_Objective_
Repeat each entry as written and leave the images out of the copy.

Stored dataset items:
#####
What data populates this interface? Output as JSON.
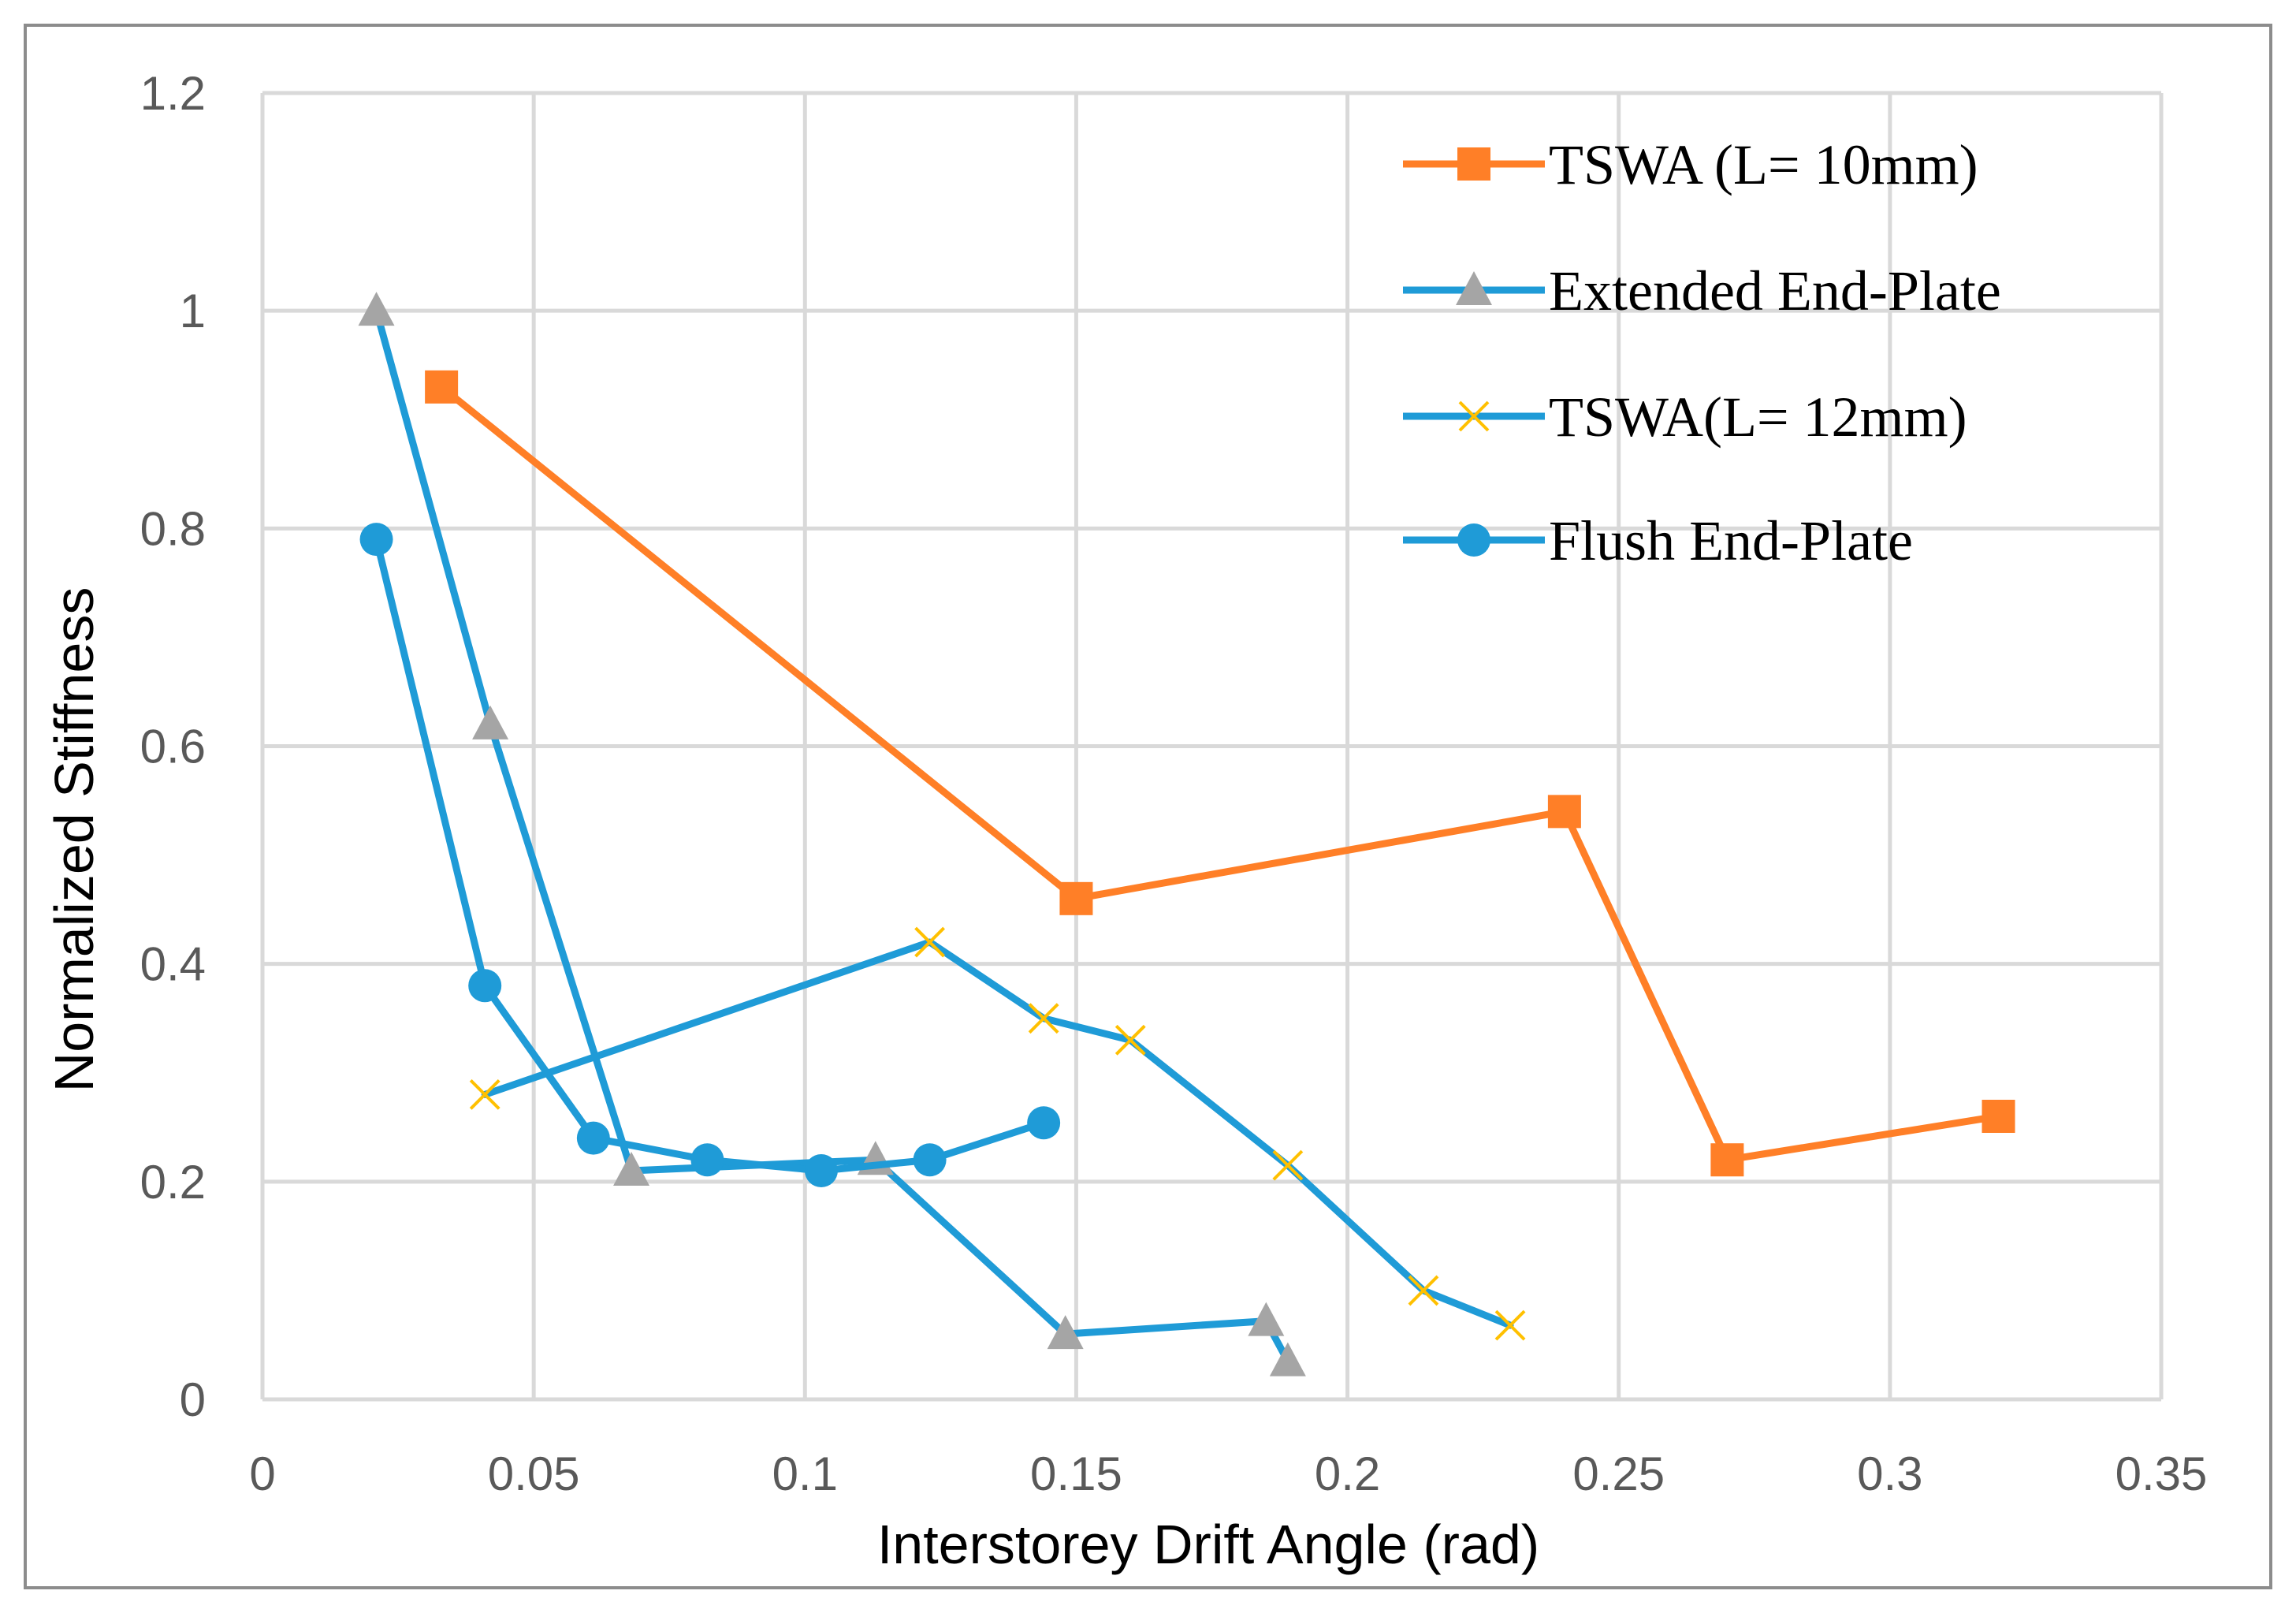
{
  "chart_data": {
    "type": "line",
    "title": "",
    "xlabel": "Interstorey Drift Angle (rad)",
    "ylabel": "Normalized Stiffness",
    "xlim": [
      0,
      0.35
    ],
    "ylim": [
      0,
      1.2
    ],
    "x_ticks": [
      "0",
      "0.05",
      "0.1",
      "0.15",
      "0.2",
      "0.25",
      "0.3",
      "0.35"
    ],
    "y_ticks": [
      "0",
      "0.2",
      "0.4",
      "0.6",
      "0.8",
      "1",
      "1.2"
    ],
    "x_tick_values": [
      0,
      0.05,
      0.1,
      0.15,
      0.2,
      0.25,
      0.3,
      0.35
    ],
    "y_tick_values": [
      0,
      0.2,
      0.4,
      0.6,
      0.8,
      1.0,
      1.2
    ],
    "grid": true,
    "legend_position": "top-right",
    "series": [
      {
        "name": "TSWA (L= 10mm)",
        "line_color": "#ff7f27",
        "marker": "square",
        "marker_color": "#ff7f27",
        "points": [
          [
            0.033,
            0.93
          ],
          [
            0.15,
            0.46
          ],
          [
            0.24,
            0.54
          ],
          [
            0.27,
            0.22
          ],
          [
            0.32,
            0.26
          ]
        ]
      },
      {
        "name": "Extended End-Plate",
        "line_color": "#1f9bd7",
        "marker": "triangle",
        "marker_color": "#a5a5a5",
        "points": [
          [
            0.021,
            1.0
          ],
          [
            0.042,
            0.62
          ],
          [
            0.068,
            0.21
          ],
          [
            0.113,
            0.22
          ],
          [
            0.148,
            0.06
          ],
          [
            0.185,
            0.072
          ],
          [
            0.189,
            0.035
          ]
        ]
      },
      {
        "name": "TSWA(L= 12mm)",
        "line_color": "#1f9bd7",
        "marker": "x",
        "marker_color": "#ffc000",
        "points": [
          [
            0.041,
            0.28
          ],
          [
            0.123,
            0.42
          ],
          [
            0.144,
            0.35
          ],
          [
            0.16,
            0.33
          ],
          [
            0.189,
            0.215
          ],
          [
            0.214,
            0.1
          ],
          [
            0.23,
            0.068
          ]
        ]
      },
      {
        "name": "Flush End-Plate",
        "line_color": "#1f9bd7",
        "marker": "circle",
        "marker_color": "#1f9bd7",
        "points": [
          [
            0.021,
            0.79
          ],
          [
            0.041,
            0.38
          ],
          [
            0.061,
            0.24
          ],
          [
            0.082,
            0.22
          ],
          [
            0.103,
            0.21
          ],
          [
            0.123,
            0.22
          ],
          [
            0.144,
            0.254
          ]
        ]
      }
    ]
  }
}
#####
_Task output_
What data populates this interface? Output as JSON.
{
  "chart_data": {
    "type": "line",
    "title": "",
    "xlabel": "Interstorey Drift Angle (rad)",
    "ylabel": "Normalized Stiffness",
    "xlim": [
      0,
      0.35
    ],
    "ylim": [
      0,
      1.2
    ],
    "x_ticks": [
      "0",
      "0.05",
      "0.1",
      "0.15",
      "0.2",
      "0.25",
      "0.3",
      "0.35"
    ],
    "y_ticks": [
      "0",
      "0.2",
      "0.4",
      "0.6",
      "0.8",
      "1",
      "1.2"
    ],
    "x_tick_values": [
      0,
      0.05,
      0.1,
      0.15,
      0.2,
      0.25,
      0.3,
      0.35
    ],
    "y_tick_values": [
      0,
      0.2,
      0.4,
      0.6,
      0.8,
      1.0,
      1.2
    ],
    "grid": true,
    "legend_position": "top-right",
    "series": [
      {
        "name": "TSWA (L= 10mm)",
        "line_color": "#ff7f27",
        "marker": "square",
        "marker_color": "#ff7f27",
        "points": [
          [
            0.033,
            0.93
          ],
          [
            0.15,
            0.46
          ],
          [
            0.24,
            0.54
          ],
          [
            0.27,
            0.22
          ],
          [
            0.32,
            0.26
          ]
        ]
      },
      {
        "name": "Extended End-Plate",
        "line_color": "#1f9bd7",
        "marker": "triangle",
        "marker_color": "#a5a5a5",
        "points": [
          [
            0.021,
            1.0
          ],
          [
            0.042,
            0.62
          ],
          [
            0.068,
            0.21
          ],
          [
            0.113,
            0.22
          ],
          [
            0.148,
            0.06
          ],
          [
            0.185,
            0.072
          ],
          [
            0.189,
            0.035
          ]
        ]
      },
      {
        "name": "TSWA(L= 12mm)",
        "line_color": "#1f9bd7",
        "marker": "x",
        "marker_color": "#ffc000",
        "points": [
          [
            0.041,
            0.28
          ],
          [
            0.123,
            0.42
          ],
          [
            0.144,
            0.35
          ],
          [
            0.16,
            0.33
          ],
          [
            0.189,
            0.215
          ],
          [
            0.214,
            0.1
          ],
          [
            0.23,
            0.068
          ]
        ]
      },
      {
        "name": "Flush End-Plate",
        "line_color": "#1f9bd7",
        "marker": "circle",
        "marker_color": "#1f9bd7",
        "points": [
          [
            0.021,
            0.79
          ],
          [
            0.041,
            0.38
          ],
          [
            0.061,
            0.24
          ],
          [
            0.082,
            0.22
          ],
          [
            0.103,
            0.21
          ],
          [
            0.123,
            0.22
          ],
          [
            0.144,
            0.254
          ]
        ]
      }
    ]
  }
}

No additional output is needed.